Could you reproduce every one of the records below line for line, with nothing changed or left out?

--- BEGIN ---

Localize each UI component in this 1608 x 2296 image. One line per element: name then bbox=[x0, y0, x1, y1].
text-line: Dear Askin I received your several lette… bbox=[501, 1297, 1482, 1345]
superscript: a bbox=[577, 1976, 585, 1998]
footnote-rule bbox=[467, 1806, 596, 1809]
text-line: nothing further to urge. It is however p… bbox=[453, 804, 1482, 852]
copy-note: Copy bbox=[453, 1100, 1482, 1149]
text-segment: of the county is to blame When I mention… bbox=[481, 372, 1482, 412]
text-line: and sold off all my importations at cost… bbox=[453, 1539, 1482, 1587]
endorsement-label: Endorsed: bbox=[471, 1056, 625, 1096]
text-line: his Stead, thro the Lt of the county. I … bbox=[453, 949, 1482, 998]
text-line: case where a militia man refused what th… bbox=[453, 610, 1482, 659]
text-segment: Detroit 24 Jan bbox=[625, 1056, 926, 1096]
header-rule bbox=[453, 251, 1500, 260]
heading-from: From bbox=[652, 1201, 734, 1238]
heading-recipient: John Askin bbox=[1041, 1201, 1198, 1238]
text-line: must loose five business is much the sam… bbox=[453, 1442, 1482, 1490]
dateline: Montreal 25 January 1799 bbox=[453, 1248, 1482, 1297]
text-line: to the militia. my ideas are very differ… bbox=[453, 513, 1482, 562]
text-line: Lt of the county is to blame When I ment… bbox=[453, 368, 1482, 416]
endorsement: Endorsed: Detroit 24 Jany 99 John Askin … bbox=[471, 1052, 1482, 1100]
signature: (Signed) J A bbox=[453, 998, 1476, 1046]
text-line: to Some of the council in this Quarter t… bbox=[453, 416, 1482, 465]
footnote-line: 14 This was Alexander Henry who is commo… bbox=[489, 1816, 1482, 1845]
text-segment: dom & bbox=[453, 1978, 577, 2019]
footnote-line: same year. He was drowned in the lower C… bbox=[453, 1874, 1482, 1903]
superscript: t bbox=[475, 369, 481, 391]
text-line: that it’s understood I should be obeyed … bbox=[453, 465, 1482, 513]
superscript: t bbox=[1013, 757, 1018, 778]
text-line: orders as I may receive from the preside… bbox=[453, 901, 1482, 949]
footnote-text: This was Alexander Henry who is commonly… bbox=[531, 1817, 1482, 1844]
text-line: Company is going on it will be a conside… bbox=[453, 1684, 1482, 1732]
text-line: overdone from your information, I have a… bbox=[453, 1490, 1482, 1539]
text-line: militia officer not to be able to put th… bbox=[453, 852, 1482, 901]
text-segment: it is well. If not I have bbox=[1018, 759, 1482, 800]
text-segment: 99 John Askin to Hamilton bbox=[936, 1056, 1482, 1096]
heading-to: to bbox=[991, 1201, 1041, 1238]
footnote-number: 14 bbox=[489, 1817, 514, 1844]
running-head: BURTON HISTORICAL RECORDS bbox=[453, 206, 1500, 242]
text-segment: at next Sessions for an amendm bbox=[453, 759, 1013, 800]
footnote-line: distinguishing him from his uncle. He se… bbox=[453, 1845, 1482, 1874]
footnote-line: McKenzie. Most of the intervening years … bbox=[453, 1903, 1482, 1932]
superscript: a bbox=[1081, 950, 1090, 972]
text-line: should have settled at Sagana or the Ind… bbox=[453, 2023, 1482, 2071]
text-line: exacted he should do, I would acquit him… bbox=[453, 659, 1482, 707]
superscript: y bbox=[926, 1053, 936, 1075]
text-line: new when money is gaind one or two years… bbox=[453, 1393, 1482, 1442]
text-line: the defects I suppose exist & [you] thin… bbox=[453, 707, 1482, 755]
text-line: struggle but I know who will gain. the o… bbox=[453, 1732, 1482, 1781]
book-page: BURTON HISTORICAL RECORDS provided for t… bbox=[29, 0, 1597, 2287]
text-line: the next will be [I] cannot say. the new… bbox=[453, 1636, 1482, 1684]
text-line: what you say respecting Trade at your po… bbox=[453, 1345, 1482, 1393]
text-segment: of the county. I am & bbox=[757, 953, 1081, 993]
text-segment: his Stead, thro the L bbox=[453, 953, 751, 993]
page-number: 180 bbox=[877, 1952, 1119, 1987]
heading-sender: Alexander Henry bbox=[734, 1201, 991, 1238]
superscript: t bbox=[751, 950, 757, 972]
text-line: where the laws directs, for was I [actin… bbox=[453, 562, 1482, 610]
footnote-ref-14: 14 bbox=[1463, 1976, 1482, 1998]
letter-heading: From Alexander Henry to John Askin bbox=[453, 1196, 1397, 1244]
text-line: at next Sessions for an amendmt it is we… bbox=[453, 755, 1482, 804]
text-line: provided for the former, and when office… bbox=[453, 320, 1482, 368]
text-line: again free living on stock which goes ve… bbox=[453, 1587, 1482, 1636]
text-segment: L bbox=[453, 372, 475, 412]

--- END ---

SOLVED PROBLEM |
Localize each UI component in this 1608 x 2296 image. One line per element: name then bbox=[x0, y0, x1, y1].
text-line: Dear Askin I received your several lette… bbox=[501, 1297, 1482, 1345]
superscript: a bbox=[577, 1976, 585, 1998]
footnote-rule bbox=[467, 1806, 596, 1809]
text-line: nothing further to urge. It is however p… bbox=[453, 804, 1482, 852]
copy-note: Copy bbox=[453, 1100, 1482, 1149]
text-segment: of the county is to blame When I mention… bbox=[481, 372, 1482, 412]
text-line: and sold off all my importations at cost… bbox=[453, 1539, 1482, 1587]
endorsement-label: Endorsed: bbox=[471, 1056, 625, 1096]
text-line: his Stead, thro the Lt of the county. I … bbox=[453, 949, 1482, 998]
text-line: case where a militia man refused what th… bbox=[453, 610, 1482, 659]
text-segment: Detroit 24 Jan bbox=[625, 1056, 926, 1096]
header-rule bbox=[453, 251, 1500, 260]
heading-from: From bbox=[652, 1201, 734, 1238]
heading-recipient: John Askin bbox=[1041, 1201, 1198, 1238]
text-line: must loose five business is much the sam… bbox=[453, 1442, 1482, 1490]
dateline: Montreal 25 January 1799 bbox=[453, 1248, 1482, 1297]
text-line: to the militia. my ideas are very differ… bbox=[453, 513, 1482, 562]
text-line: Lt of the county is to blame When I ment… bbox=[453, 368, 1482, 416]
endorsement: Endorsed: Detroit 24 Jany 99 John Askin … bbox=[471, 1052, 1482, 1100]
signature: (Signed) J A bbox=[453, 998, 1476, 1046]
text-line: to Some of the council in this Quarter t… bbox=[453, 416, 1482, 465]
footnote-line: 14 This was Alexander Henry who is commo… bbox=[489, 1816, 1482, 1845]
text-segment: dom & bbox=[453, 1978, 577, 2019]
footnote-line: same year. He was drowned in the lower C… bbox=[453, 1874, 1482, 1903]
superscript: t bbox=[475, 369, 481, 391]
text-line: that it’s understood I should be obeyed … bbox=[453, 465, 1482, 513]
superscript: t bbox=[1013, 757, 1018, 778]
text-line: orders as I may receive from the preside… bbox=[453, 901, 1482, 949]
footnote-text: This was Alexander Henry who is commonly… bbox=[531, 1817, 1482, 1844]
text-line: Company is going on it will be a conside… bbox=[453, 1684, 1482, 1732]
text-line: overdone from your information, I have a… bbox=[453, 1490, 1482, 1539]
text-line: militia officer not to be able to put th… bbox=[453, 852, 1482, 901]
text-segment: it is well. If not I have bbox=[1018, 759, 1482, 800]
text-segment: 99 John Askin to Hamilton bbox=[936, 1056, 1482, 1096]
heading-to: to bbox=[991, 1201, 1041, 1238]
footnote-number: 14 bbox=[489, 1817, 514, 1844]
running-head: BURTON HISTORICAL RECORDS bbox=[453, 206, 1500, 242]
text-segment: at next Sessions for an amendm bbox=[453, 759, 1013, 800]
footnote-line: distinguishing him from his uncle. He se… bbox=[453, 1845, 1482, 1874]
footnote-line: McKenzie. Most of the intervening years … bbox=[453, 1903, 1482, 1932]
superscript: a bbox=[1081, 950, 1090, 972]
text-line: should have settled at Sagana or the Ind… bbox=[453, 2023, 1482, 2071]
text-line: exacted he should do, I would acquit him… bbox=[453, 659, 1482, 707]
superscript: y bbox=[926, 1053, 936, 1075]
text-line: new when money is gaind one or two years… bbox=[453, 1393, 1482, 1442]
text-line: the defects I suppose exist & [you] thin… bbox=[453, 707, 1482, 755]
text-line: struggle but I know who will gain. the o… bbox=[453, 1732, 1482, 1781]
book-page: BURTON HISTORICAL RECORDS provided for t… bbox=[29, 0, 1597, 2287]
text-line: the next will be [I] cannot say. the new… bbox=[453, 1636, 1482, 1684]
text-line: what you say respecting Trade at your po… bbox=[453, 1345, 1482, 1393]
text-segment: of the county. I am & bbox=[757, 953, 1081, 993]
text-segment: his Stead, thro the L bbox=[453, 953, 751, 993]
page-number: 180 bbox=[877, 1952, 1119, 1987]
heading-sender: Alexander Henry bbox=[734, 1201, 991, 1238]
superscript: t bbox=[751, 950, 757, 972]
text-line: where the laws directs, for was I [actin… bbox=[453, 562, 1482, 610]
footnote-ref-14: 14 bbox=[1463, 1976, 1482, 1998]
letter-heading: From Alexander Henry to John Askin bbox=[453, 1196, 1397, 1244]
text-line: at next Sessions for an amendmt it is we… bbox=[453, 755, 1482, 804]
text-line: provided for the former, and when office… bbox=[453, 320, 1482, 368]
text-line: again free living on stock which goes ve… bbox=[453, 1587, 1482, 1636]
text-segment: L bbox=[453, 372, 475, 412]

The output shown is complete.